[Extracted records]
--

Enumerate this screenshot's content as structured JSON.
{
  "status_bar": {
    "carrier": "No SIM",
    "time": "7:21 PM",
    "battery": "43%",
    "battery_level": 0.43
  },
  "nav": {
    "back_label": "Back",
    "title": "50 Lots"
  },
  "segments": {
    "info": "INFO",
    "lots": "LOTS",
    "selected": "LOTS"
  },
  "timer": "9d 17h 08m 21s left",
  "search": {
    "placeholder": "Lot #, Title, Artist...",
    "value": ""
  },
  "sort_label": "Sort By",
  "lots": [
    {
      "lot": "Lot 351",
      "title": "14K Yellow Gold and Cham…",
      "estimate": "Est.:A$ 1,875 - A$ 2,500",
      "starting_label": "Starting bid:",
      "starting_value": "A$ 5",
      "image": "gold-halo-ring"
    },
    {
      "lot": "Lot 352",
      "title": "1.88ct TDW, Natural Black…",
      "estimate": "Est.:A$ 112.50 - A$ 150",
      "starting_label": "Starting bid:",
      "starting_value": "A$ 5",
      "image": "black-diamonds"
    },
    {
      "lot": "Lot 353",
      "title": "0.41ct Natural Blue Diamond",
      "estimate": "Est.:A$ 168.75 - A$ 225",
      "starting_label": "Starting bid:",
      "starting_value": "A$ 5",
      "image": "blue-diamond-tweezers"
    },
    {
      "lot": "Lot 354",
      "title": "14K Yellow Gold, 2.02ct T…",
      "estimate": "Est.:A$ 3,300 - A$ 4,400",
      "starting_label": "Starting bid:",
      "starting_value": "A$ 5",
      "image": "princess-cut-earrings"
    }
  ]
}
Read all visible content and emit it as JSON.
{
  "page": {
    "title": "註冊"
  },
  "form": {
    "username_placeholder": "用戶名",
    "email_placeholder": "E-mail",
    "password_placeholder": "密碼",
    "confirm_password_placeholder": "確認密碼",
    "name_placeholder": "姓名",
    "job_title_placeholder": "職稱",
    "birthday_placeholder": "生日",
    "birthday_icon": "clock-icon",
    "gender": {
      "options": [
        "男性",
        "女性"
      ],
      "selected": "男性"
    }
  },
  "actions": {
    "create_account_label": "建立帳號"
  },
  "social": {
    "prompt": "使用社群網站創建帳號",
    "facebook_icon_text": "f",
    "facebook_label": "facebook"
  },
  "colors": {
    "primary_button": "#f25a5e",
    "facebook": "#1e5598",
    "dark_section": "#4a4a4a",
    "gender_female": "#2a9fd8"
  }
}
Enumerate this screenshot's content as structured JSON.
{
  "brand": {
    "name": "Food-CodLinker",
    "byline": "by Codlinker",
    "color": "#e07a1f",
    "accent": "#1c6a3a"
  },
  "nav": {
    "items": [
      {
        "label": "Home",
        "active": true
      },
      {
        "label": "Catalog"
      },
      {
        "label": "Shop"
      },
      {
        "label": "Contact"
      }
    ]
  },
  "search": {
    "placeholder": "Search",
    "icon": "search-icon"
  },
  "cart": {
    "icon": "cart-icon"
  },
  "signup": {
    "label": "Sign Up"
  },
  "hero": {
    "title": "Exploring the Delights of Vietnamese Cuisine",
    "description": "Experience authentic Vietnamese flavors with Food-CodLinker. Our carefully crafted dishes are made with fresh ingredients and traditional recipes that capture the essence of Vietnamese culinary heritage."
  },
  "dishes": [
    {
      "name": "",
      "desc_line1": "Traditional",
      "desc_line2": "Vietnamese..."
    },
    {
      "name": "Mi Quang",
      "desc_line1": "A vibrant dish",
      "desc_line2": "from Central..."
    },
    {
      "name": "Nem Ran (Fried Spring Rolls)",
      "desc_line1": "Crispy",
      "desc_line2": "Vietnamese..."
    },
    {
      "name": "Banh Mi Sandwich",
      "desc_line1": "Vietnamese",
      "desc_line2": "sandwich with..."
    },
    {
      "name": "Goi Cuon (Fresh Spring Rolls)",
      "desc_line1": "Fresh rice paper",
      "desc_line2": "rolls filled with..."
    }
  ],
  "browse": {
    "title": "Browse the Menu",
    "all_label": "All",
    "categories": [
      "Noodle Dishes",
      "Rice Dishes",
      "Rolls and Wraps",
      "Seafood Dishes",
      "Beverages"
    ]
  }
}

--

- [Direction]: Copy out all the entries shown above, character for character.

- [Correct answer]:
Enumerate this screenshot's content as structured JSON.
{
  "status_bar": {
    "carrier": "No SIM",
    "time": "7:21 PM",
    "battery": "43%",
    "battery_level": 0.43
  },
  "nav": {
    "back_label": "Back",
    "title": "50 Lots"
  },
  "segments": {
    "info": "INFO",
    "lots": "LOTS",
    "selected": "LOTS"
  },
  "timer": "9d 17h 08m 21s left",
  "search": {
    "placeholder": "Lot #, Title, Artist...",
    "value": ""
  },
  "sort_label": "Sort By",
  "lots": [
    {
      "lot": "Lot 351",
      "title": "14K Yellow Gold and Cham…",
      "estimate": "Est.:A$ 1,875 - A$ 2,500",
      "starting_label": "Starting bid:",
      "starting_value": "A$ 5",
      "image": "gold-halo-ring"
    },
    {
      "lot": "Lot 352",
      "title": "1.88ct TDW, Natural Black…",
      "estimate": "Est.:A$ 112.50 - A$ 150",
      "starting_label": "Starting bid:",
      "starting_value": "A$ 5",
      "image": "black-diamonds"
    },
    {
      "lot": "Lot 353",
      "title": "0.41ct Natural Blue Diamond",
      "estimate": "Est.:A$ 168.75 - A$ 225",
      "starting_label": "Starting bid:",
      "starting_value": "A$ 5",
      "image": "blue-diamond-tweezers"
    },
    {
      "lot": "Lot 354",
      "title": "14K Yellow Gold, 2.02ct T…",
      "estimate": "Est.:A$ 3,300 - A$ 4,400",
      "starting_label": "Starting bid:",
      "starting_value": "A$ 5",
      "image": "princess-cut-earrings"
    }
  ]
}
Read all visible content and emit it as JSON.
{
  "page": {
    "title": "註冊"
  },
  "form": {
    "username_placeholder": "用戶名",
    "email_placeholder": "E-mail",
    "password_placeholder": "密碼",
    "confirm_password_placeholder": "確認密碼",
    "name_placeholder": "姓名",
    "job_title_placeholder": "職稱",
    "birthday_placeholder": "生日",
    "birthday_icon": "clock-icon",
    "gender": {
      "options": [
        "男性",
        "女性"
      ],
      "selected": "男性"
    }
  },
  "actions": {
    "create_account_label": "建立帳號"
  },
  "social": {
    "prompt": "使用社群網站創建帳號",
    "facebook_icon_text": "f",
    "facebook_label": "facebook"
  },
  "colors": {
    "primary_button": "#f25a5e",
    "facebook": "#1e5598",
    "dark_section": "#4a4a4a",
    "gender_female": "#2a9fd8"
  }
}
Enumerate this screenshot's content as structured JSON.
{
  "brand": {
    "name": "Food-CodLinker",
    "byline": "by Codlinker",
    "color": "#e07a1f",
    "accent": "#1c6a3a"
  },
  "nav": {
    "items": [
      {
        "label": "Home",
        "active": true
      },
      {
        "label": "Catalog"
      },
      {
        "label": "Shop"
      },
      {
        "label": "Contact"
      }
    ]
  },
  "search": {
    "placeholder": "Search",
    "icon": "search-icon"
  },
  "cart": {
    "icon": "cart-icon"
  },
  "signup": {
    "label": "Sign Up"
  },
  "hero": {
    "title": "Exploring the Delights of Vietnamese Cuisine",
    "description": "Experience authentic Vietnamese flavors with Food-CodLinker. Our carefully crafted dishes are made with fresh ingredients and traditional recipes that capture the essence of Vietnamese culinary heritage."
  },
  "dishes": [
    {
      "name": "",
      "desc_line1": "Traditional",
      "desc_line2": "Vietnamese..."
    },
    {
      "name": "Mi Quang",
      "desc_line1": "A vibrant dish",
      "desc_line2": "from Central..."
    },
    {
      "name": "Nem Ran (Fried Spring Rolls)",
      "desc_line1": "Crispy",
      "desc_line2": "Vietnamese..."
    },
    {
      "name": "Banh Mi Sandwich",
      "desc_line1": "Vietnamese",
      "desc_line2": "sandwich with..."
    },
    {
      "name": "Goi Cuon (Fresh Spring Rolls)",
      "desc_line1": "Fresh rice paper",
      "desc_line2": "rolls filled with..."
    }
  ],
  "browse": {
    "title": "Browse the Menu",
    "all_label": "All",
    "categories": [
      "Noodle Dishes",
      "Rice Dishes",
      "Rolls and Wraps",
      "Seafood Dishes",
      "Beverages"
    ]
  }
}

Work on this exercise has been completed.